'''

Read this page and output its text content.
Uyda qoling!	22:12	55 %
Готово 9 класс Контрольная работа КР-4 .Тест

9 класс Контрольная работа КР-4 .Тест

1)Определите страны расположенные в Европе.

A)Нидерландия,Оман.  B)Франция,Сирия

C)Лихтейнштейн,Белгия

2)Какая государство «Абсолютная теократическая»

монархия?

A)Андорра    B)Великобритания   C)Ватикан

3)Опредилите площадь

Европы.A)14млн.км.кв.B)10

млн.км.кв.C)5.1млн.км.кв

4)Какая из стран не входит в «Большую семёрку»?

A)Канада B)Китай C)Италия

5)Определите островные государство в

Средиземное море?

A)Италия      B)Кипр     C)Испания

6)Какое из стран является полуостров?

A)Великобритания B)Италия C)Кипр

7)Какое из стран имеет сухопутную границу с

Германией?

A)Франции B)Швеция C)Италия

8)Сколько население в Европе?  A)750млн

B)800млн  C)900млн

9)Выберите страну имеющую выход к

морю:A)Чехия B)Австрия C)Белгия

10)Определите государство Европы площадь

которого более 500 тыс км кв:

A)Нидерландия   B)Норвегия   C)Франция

'''

#### WHAT TO WORK ON:
Where a line in the material contains "Какая", copy that line.

#### THE REPLY:
2)Какая государство «Абсолютная теократическая»
4)Какая из стран не входит в «Большую семёрку»?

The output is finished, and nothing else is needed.